• **Working data**

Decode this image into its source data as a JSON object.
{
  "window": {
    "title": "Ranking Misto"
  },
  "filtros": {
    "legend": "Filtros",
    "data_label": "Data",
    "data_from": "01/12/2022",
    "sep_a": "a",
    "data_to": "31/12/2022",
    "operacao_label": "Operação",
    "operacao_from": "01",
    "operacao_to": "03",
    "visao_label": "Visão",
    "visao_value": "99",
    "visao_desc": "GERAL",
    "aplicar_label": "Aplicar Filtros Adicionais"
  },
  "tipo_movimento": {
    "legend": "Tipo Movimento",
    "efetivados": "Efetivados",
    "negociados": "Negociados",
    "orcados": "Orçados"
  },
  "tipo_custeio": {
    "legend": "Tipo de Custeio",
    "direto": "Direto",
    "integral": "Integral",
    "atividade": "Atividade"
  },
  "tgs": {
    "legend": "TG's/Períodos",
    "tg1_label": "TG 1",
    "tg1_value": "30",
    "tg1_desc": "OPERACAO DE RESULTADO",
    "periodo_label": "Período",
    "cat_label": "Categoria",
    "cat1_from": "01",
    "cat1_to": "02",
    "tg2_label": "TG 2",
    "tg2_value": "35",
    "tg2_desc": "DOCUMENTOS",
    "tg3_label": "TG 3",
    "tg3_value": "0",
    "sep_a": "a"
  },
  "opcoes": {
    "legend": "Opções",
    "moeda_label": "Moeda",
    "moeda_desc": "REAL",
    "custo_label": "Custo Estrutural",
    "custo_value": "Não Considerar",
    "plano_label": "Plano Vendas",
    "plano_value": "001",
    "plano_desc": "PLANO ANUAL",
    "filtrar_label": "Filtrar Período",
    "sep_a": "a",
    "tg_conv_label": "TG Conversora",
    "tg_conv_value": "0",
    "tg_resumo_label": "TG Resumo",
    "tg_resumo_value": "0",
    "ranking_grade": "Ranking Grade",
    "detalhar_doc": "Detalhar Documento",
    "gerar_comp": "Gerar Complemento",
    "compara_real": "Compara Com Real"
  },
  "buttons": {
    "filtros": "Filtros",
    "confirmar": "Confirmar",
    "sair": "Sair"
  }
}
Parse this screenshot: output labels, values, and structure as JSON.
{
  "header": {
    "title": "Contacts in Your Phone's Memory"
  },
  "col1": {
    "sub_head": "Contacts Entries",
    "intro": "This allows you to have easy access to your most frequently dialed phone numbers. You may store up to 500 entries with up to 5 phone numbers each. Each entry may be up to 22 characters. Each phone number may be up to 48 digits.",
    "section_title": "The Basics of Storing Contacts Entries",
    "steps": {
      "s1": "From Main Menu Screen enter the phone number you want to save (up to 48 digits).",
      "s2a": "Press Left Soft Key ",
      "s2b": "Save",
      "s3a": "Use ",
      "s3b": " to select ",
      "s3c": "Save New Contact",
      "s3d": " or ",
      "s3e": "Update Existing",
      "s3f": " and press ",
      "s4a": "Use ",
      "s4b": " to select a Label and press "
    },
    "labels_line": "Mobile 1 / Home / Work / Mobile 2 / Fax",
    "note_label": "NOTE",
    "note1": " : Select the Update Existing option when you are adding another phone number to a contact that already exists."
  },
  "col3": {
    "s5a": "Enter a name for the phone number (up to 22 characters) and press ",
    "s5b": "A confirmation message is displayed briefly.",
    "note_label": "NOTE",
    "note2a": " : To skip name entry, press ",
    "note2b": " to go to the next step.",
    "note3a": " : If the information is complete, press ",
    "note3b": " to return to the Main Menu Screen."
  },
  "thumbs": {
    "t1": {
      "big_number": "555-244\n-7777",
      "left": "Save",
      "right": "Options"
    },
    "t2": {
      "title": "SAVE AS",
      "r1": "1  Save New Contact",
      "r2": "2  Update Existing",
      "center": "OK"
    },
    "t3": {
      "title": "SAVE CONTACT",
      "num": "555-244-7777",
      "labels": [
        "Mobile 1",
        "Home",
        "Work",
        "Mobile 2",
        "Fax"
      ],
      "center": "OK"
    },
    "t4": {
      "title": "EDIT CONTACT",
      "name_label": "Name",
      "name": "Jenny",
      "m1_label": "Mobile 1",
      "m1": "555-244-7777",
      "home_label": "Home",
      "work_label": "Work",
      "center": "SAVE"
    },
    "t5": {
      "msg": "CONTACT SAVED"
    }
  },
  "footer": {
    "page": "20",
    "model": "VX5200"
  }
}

• **Task objective**
Print all of the entries exactly as they appear.

• **Task output**
Decode this image into its source data as a JSON object.
{
  "window": {
    "title": "Ranking Misto"
  },
  "filtros": {
    "legend": "Filtros",
    "data_label": "Data",
    "data_from": "01/12/2022",
    "sep_a": "a",
    "data_to": "31/12/2022",
    "operacao_label": "Operação",
    "operacao_from": "01",
    "operacao_to": "03",
    "visao_label": "Visão",
    "visao_value": "99",
    "visao_desc": "GERAL",
    "aplicar_label": "Aplicar Filtros Adicionais"
  },
  "tipo_movimento": {
    "legend": "Tipo Movimento",
    "efetivados": "Efetivados",
    "negociados": "Negociados",
    "orcados": "Orçados"
  },
  "tipo_custeio": {
    "legend": "Tipo de Custeio",
    "direto": "Direto",
    "integral": "Integral",
    "atividade": "Atividade"
  },
  "tgs": {
    "legend": "TG's/Períodos",
    "tg1_label": "TG 1",
    "tg1_value": "30",
    "tg1_desc": "OPERACAO DE RESULTADO",
    "periodo_label": "Período",
    "cat_label": "Categoria",
    "cat1_from": "01",
    "cat1_to": "02",
    "tg2_label": "TG 2",
    "tg2_value": "35",
    "tg2_desc": "DOCUMENTOS",
    "tg3_label": "TG 3",
    "tg3_value": "0",
    "sep_a": "a"
  },
  "opcoes": {
    "legend": "Opções",
    "moeda_label": "Moeda",
    "moeda_desc": "REAL",
    "custo_label": "Custo Estrutural",
    "custo_value": "Não Considerar",
    "plano_label": "Plano Vendas",
    "plano_value": "001",
    "plano_desc": "PLANO ANUAL",
    "filtrar_label": "Filtrar Período",
    "sep_a": "a",
    "tg_conv_label": "TG Conversora",
    "tg_conv_value": "0",
    "tg_resumo_label": "TG Resumo",
    "tg_resumo_value": "0",
    "ranking_grade": "Ranking Grade",
    "detalhar_doc": "Detalhar Documento",
    "gerar_comp": "Gerar Complemento",
    "compara_real": "Compara Com Real"
  },
  "buttons": {
    "filtros": "Filtros",
    "confirmar": "Confirmar",
    "sair": "Sair"
  }
}
Parse this screenshot: output labels, values, and structure as JSON.
{
  "header": {
    "title": "Contacts in Your Phone's Memory"
  },
  "col1": {
    "sub_head": "Contacts Entries",
    "intro": "This allows you to have easy access to your most frequently dialed phone numbers. You may store up to 500 entries with up to 5 phone numbers each. Each entry may be up to 22 characters. Each phone number may be up to 48 digits.",
    "section_title": "The Basics of Storing Contacts Entries",
    "steps": {
      "s1": "From Main Menu Screen enter the phone number you want to save (up to 48 digits).",
      "s2a": "Press Left Soft Key ",
      "s2b": "Save",
      "s3a": "Use ",
      "s3b": " to select ",
      "s3c": "Save New Contact",
      "s3d": " or ",
      "s3e": "Update Existing",
      "s3f": " and press ",
      "s4a": "Use ",
      "s4b": " to select a Label and press "
    },
    "labels_line": "Mobile 1 / Home / Work / Mobile 2 / Fax",
    "note_label": "NOTE",
    "note1": " : Select the Update Existing option when you are adding another phone number to a contact that already exists."
  },
  "col3": {
    "s5a": "Enter a name for the phone number (up to 22 characters) and press ",
    "s5b": "A confirmation message is displayed briefly.",
    "note_label": "NOTE",
    "note2a": " : To skip name entry, press ",
    "note2b": " to go to the next step.",
    "note3a": " : If the information is complete, press ",
    "note3b": " to return to the Main Menu Screen."
  },
  "thumbs": {
    "t1": {
      "big_number": "555-244\n-7777",
      "left": "Save",
      "right": "Options"
    },
    "t2": {
      "title": "SAVE AS",
      "r1": "1  Save New Contact",
      "r2": "2  Update Existing",
      "center": "OK"
    },
    "t3": {
      "title": "SAVE CONTACT",
      "num": "555-244-7777",
      "labels": [
        "Mobile 1",
        "Home",
        "Work",
        "Mobile 2",
        "Fax"
      ],
      "center": "OK"
    },
    "t4": {
      "title": "EDIT CONTACT",
      "name_label": "Name",
      "name": "Jenny",
      "m1_label": "Mobile 1",
      "m1": "555-244-7777",
      "home_label": "Home",
      "work_label": "Work",
      "center": "SAVE"
    },
    "t5": {
      "msg": "CONTACT SAVED"
    }
  },
  "footer": {
    "page": "20",
    "model": "VX5200"
  }
}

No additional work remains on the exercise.